Items from a figure collection:
=====

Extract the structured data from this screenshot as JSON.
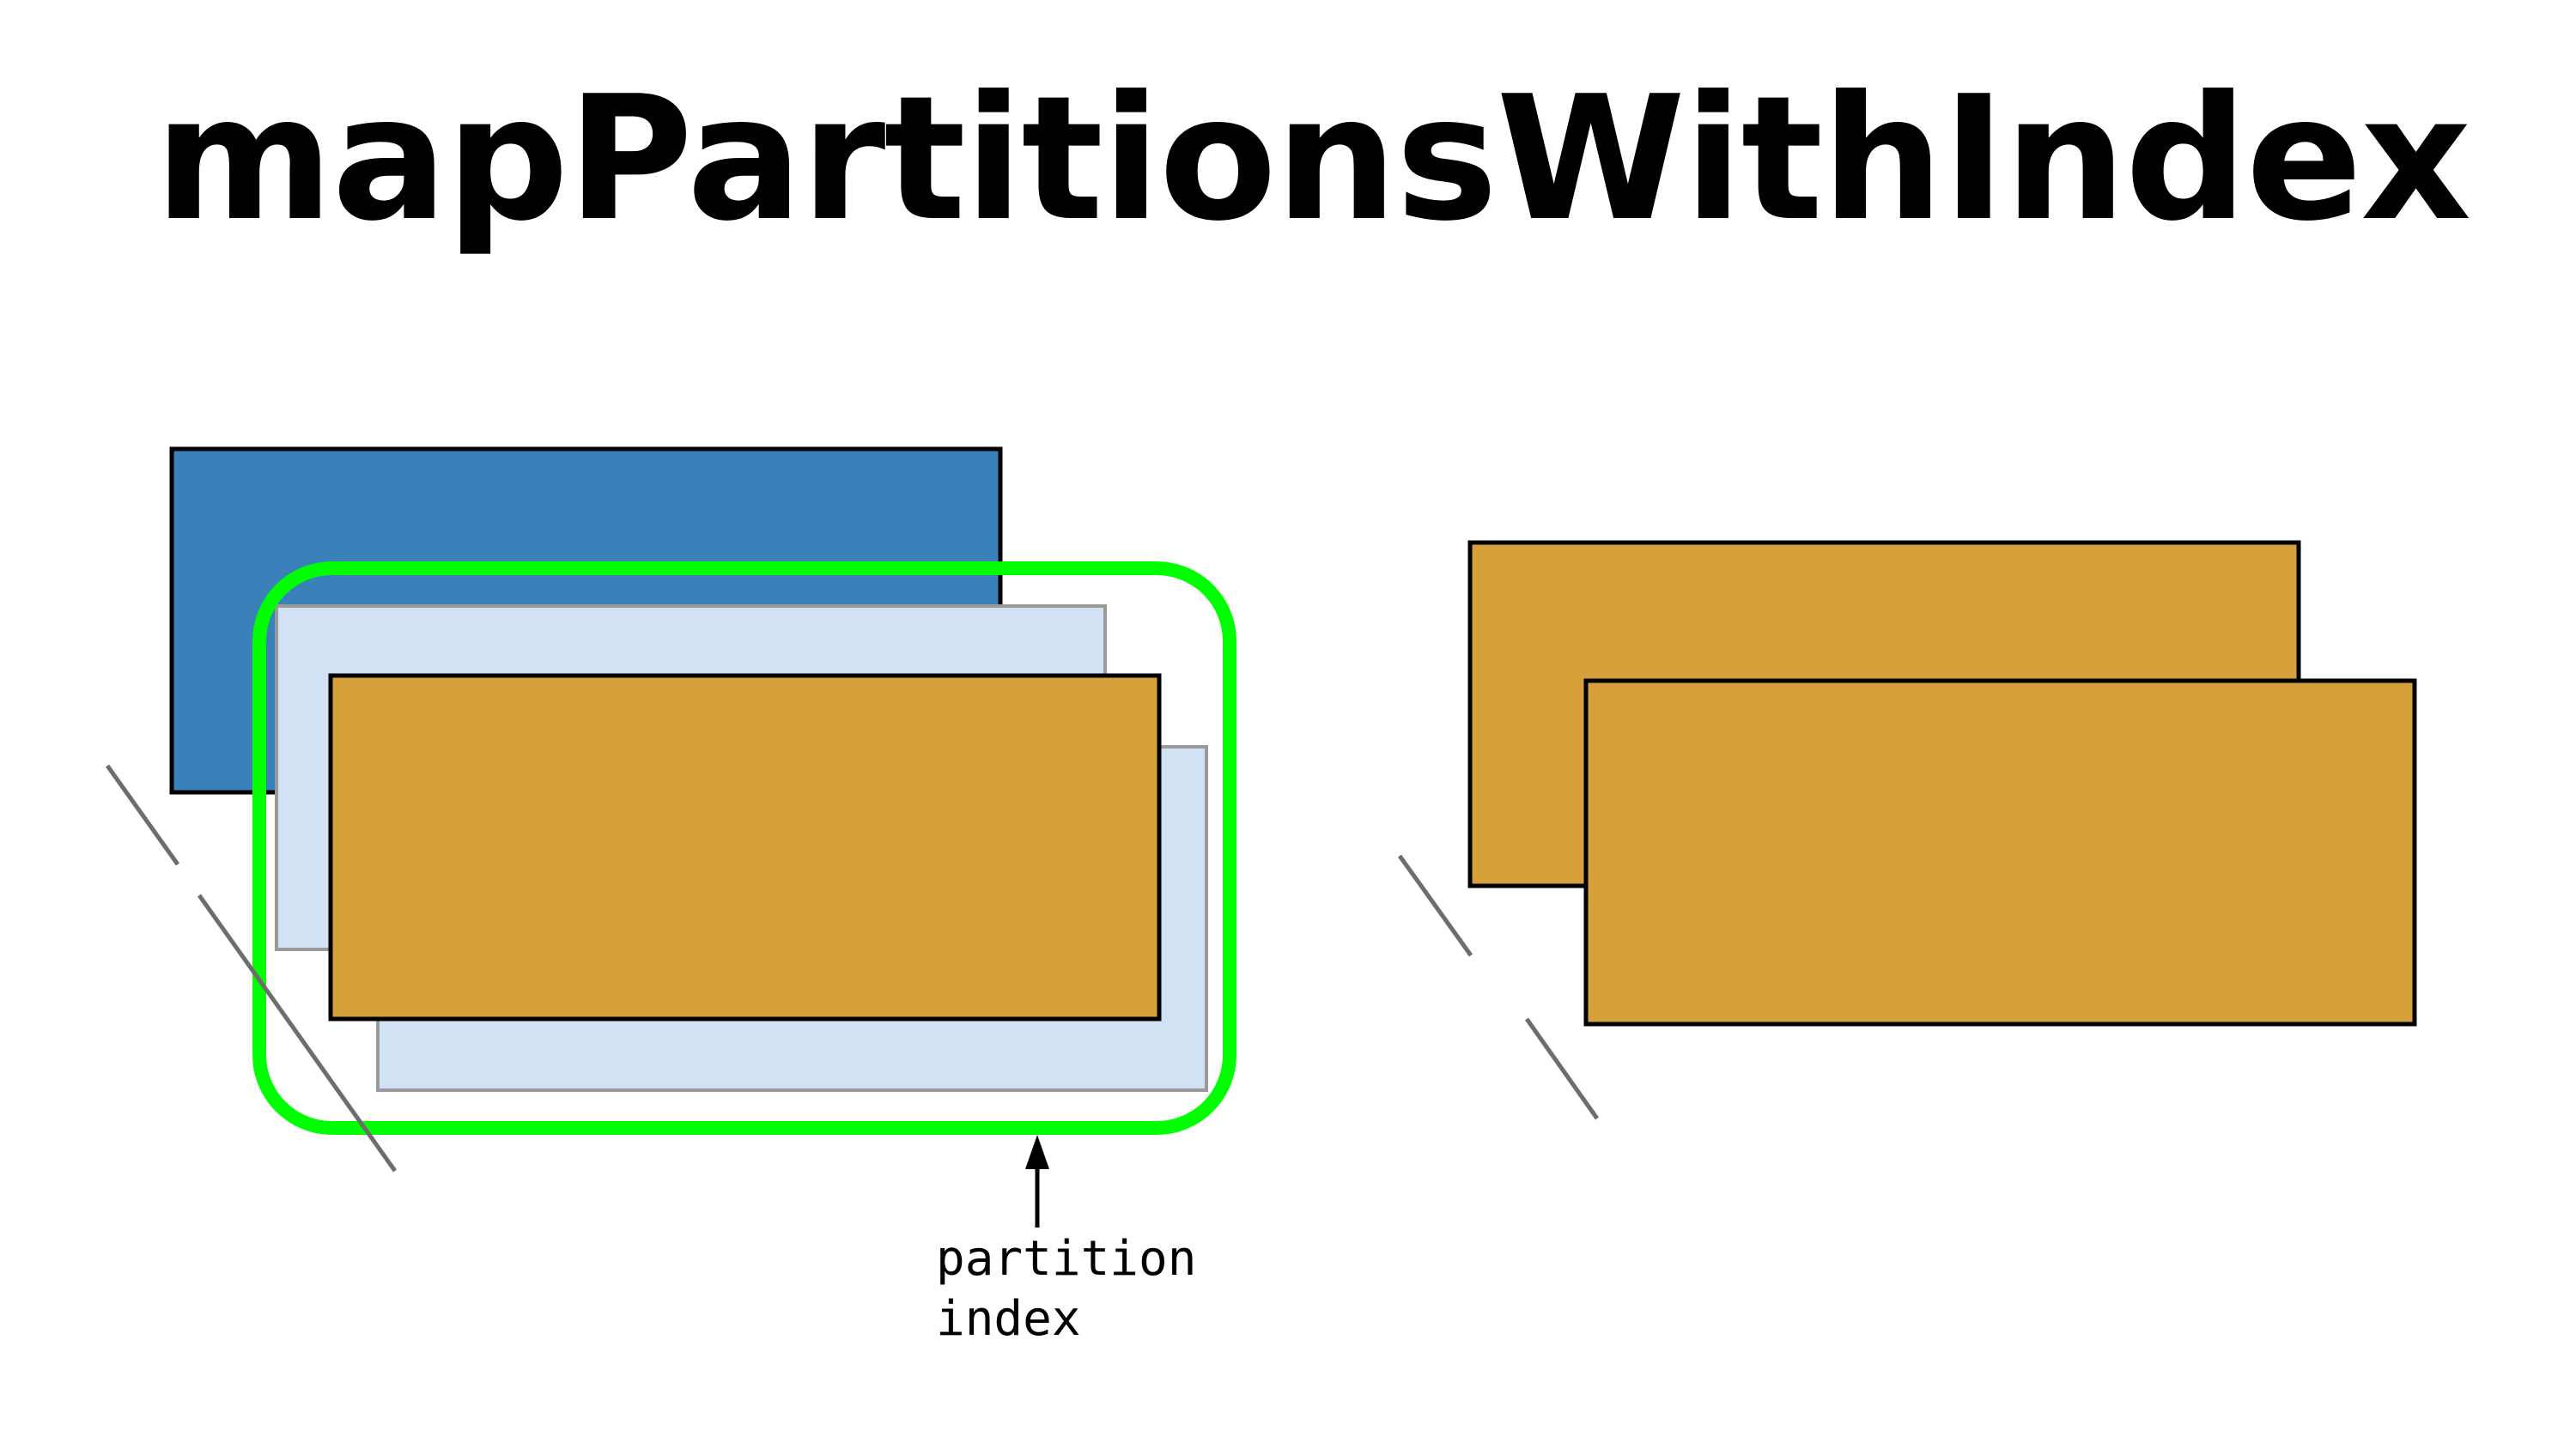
{
  "title": "mapPartitionsWithIndex",
  "annotation": {
    "line1": "partition",
    "line2": "index"
  },
  "colors": {
    "input_partition_blue": "#3a80b9",
    "input_partition_light": "#d0e2f3",
    "mapped_partition_gold": "#d6a03b",
    "highlight_green": "#00ff00",
    "continuation_dash": "#6d6d6d",
    "outline": "#000000"
  },
  "icons": [
    "arrow-up-icon"
  ]
}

=====

* WRITTEN TASK: Transcribe every record above exactly as written, leaving out any pictures.

* FINISHED EXERCISE:
Extract the structured data from this screenshot as JSON.
{
  "title": "mapPartitionsWithIndex",
  "annotation": {
    "line1": "partition",
    "line2": "index"
  },
  "colors": {
    "input_partition_blue": "#3a80b9",
    "input_partition_light": "#d0e2f3",
    "mapped_partition_gold": "#d6a03b",
    "highlight_green": "#00ff00",
    "continuation_dash": "#6d6d6d",
    "outline": "#000000"
  },
  "icons": [
    "arrow-up-icon"
  ]
}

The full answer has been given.